# [Data supplied]
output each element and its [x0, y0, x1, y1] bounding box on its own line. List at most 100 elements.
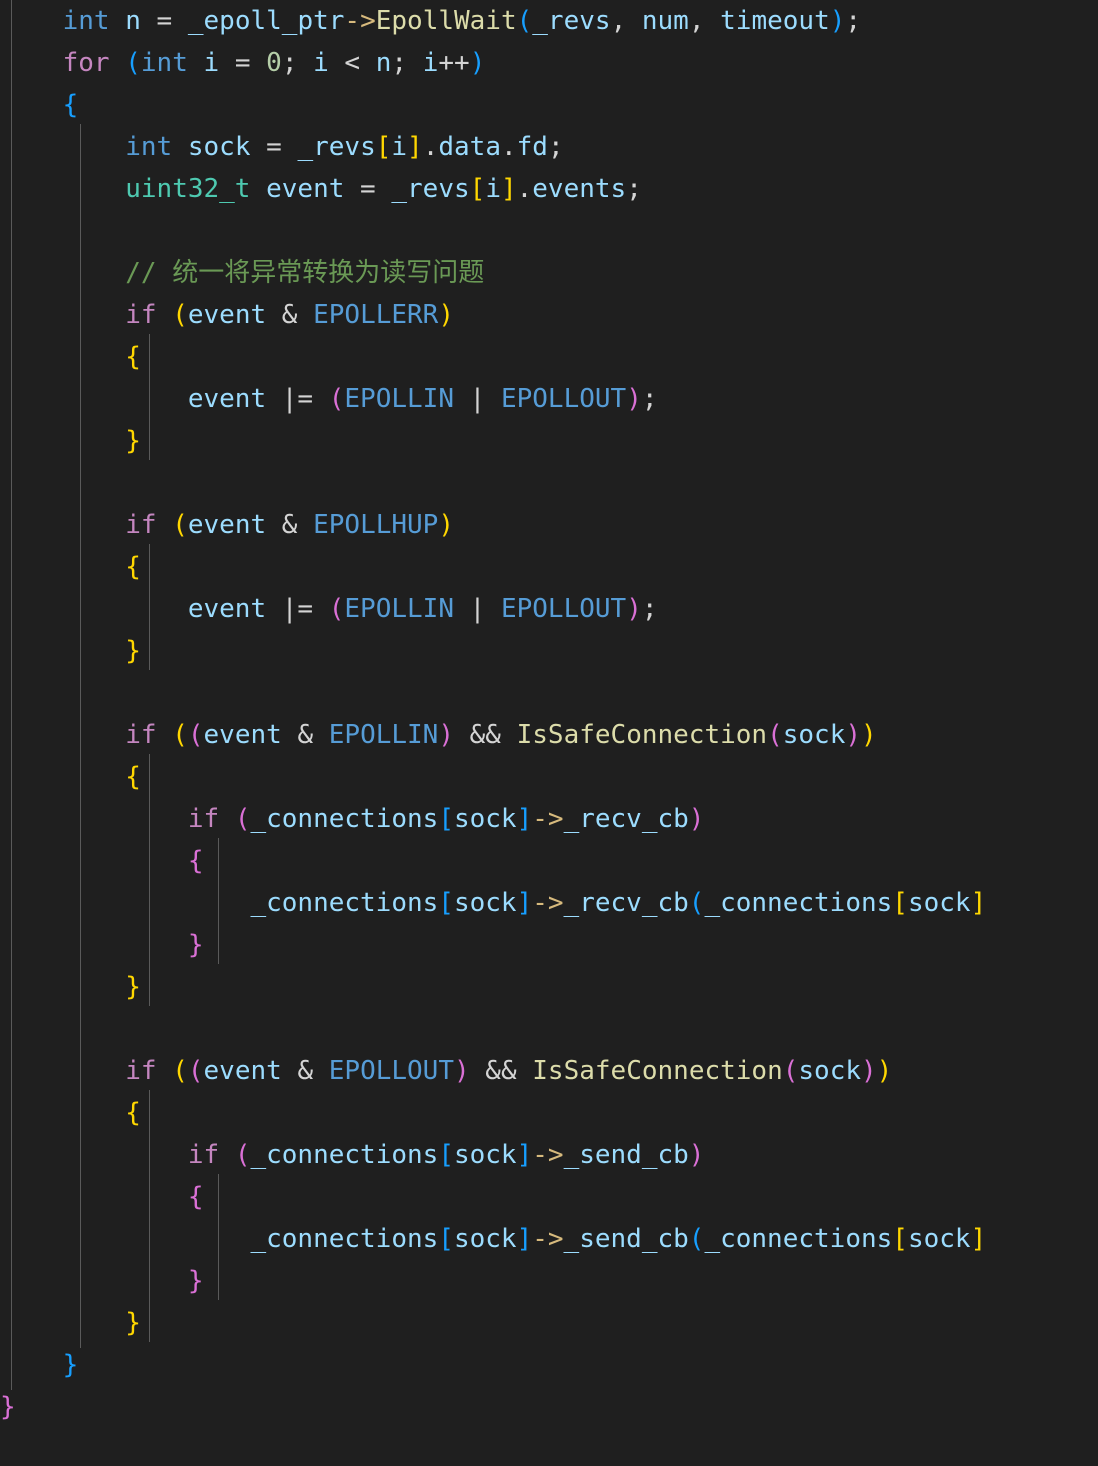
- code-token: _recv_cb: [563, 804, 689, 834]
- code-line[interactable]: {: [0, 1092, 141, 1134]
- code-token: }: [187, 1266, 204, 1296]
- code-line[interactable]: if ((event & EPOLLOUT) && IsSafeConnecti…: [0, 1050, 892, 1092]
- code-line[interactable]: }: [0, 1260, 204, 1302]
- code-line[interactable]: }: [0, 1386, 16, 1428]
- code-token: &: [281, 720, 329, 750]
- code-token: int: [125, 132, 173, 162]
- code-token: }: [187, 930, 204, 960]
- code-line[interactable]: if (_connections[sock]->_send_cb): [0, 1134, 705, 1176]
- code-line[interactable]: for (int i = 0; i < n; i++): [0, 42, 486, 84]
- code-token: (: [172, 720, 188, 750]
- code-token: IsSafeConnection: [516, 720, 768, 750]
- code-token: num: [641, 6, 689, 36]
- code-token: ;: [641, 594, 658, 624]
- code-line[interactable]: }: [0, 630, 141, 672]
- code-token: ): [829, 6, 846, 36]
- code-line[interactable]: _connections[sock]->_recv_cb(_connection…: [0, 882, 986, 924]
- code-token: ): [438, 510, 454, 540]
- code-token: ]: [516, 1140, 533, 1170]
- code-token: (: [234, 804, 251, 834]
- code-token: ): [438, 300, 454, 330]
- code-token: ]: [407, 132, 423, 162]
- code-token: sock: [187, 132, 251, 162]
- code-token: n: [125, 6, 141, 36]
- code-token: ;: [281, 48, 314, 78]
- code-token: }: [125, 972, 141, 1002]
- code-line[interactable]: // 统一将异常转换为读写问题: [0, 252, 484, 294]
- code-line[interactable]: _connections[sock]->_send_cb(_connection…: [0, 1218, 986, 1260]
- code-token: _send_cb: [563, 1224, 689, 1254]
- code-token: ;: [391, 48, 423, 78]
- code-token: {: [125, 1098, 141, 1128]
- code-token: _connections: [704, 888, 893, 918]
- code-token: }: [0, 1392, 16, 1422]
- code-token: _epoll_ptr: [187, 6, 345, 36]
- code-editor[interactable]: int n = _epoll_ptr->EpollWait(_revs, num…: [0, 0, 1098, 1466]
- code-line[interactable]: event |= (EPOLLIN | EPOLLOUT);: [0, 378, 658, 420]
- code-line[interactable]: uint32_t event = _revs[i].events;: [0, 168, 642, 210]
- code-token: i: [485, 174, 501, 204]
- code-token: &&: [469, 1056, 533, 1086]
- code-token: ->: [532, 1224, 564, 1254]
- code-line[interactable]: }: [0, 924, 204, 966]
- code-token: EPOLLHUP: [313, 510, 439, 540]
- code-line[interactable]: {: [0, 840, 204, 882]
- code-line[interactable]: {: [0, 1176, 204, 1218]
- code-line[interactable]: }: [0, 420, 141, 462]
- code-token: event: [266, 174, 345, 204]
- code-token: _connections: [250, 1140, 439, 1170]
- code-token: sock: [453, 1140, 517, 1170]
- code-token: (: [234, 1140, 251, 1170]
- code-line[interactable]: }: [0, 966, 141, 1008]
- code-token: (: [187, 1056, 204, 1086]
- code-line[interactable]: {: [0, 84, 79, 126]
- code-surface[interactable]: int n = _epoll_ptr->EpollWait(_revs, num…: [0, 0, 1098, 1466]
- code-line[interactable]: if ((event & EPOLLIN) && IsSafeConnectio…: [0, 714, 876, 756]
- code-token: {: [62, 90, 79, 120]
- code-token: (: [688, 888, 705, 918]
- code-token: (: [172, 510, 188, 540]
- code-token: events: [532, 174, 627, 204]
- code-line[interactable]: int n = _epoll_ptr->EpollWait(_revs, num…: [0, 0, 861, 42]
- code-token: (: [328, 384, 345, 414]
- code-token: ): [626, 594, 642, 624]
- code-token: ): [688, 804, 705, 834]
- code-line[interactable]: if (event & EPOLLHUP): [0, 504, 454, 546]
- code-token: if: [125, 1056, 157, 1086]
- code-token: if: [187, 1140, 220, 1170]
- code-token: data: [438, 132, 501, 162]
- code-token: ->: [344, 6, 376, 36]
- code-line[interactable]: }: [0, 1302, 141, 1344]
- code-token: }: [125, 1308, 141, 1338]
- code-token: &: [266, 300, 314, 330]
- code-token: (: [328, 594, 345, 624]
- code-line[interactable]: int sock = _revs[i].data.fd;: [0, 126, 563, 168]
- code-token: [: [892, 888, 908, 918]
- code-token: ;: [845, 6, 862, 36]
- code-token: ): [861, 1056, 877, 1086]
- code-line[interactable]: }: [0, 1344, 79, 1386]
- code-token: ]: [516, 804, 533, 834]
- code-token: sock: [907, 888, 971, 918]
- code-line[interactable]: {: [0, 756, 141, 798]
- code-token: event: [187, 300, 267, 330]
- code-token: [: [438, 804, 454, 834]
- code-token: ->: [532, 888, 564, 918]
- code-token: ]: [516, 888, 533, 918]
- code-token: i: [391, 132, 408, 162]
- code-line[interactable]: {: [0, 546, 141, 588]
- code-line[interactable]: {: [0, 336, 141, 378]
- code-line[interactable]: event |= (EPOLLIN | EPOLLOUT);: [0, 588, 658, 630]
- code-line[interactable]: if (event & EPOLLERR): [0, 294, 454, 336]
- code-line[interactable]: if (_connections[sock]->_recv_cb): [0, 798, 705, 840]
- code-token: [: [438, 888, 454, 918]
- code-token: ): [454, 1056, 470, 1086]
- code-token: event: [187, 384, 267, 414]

# [What the task requires]
Repeat the lines of the records from the one containing "- code-token: _recv_cb: [563, 804, 689, 834]" through the one containing "- code-token: (: [172, 720, 188, 750]", with both of those lines included.

# [Answer to the exercise]
- code-token: _recv_cb: [563, 804, 689, 834]
- code-line[interactable]: {: [0, 1092, 141, 1134]
- code-token: }: [187, 1266, 204, 1296]
- code-line[interactable]: if ((event & EPOLLOUT) && IsSafeConnecti…: [0, 1050, 892, 1092]
- code-line[interactable]: }: [0, 1260, 204, 1302]
- code-line[interactable]: }: [0, 1386, 16, 1428]
- code-token: &: [281, 720, 329, 750]
- code-token: int: [125, 132, 173, 162]
- code-token: }: [187, 930, 204, 960]
- code-line[interactable]: if (_connections[sock]->_send_cb): [0, 1134, 705, 1176]
- code-line[interactable]: for (int i = 0; i < n; i++): [0, 42, 486, 84]
- code-token: (: [172, 720, 188, 750]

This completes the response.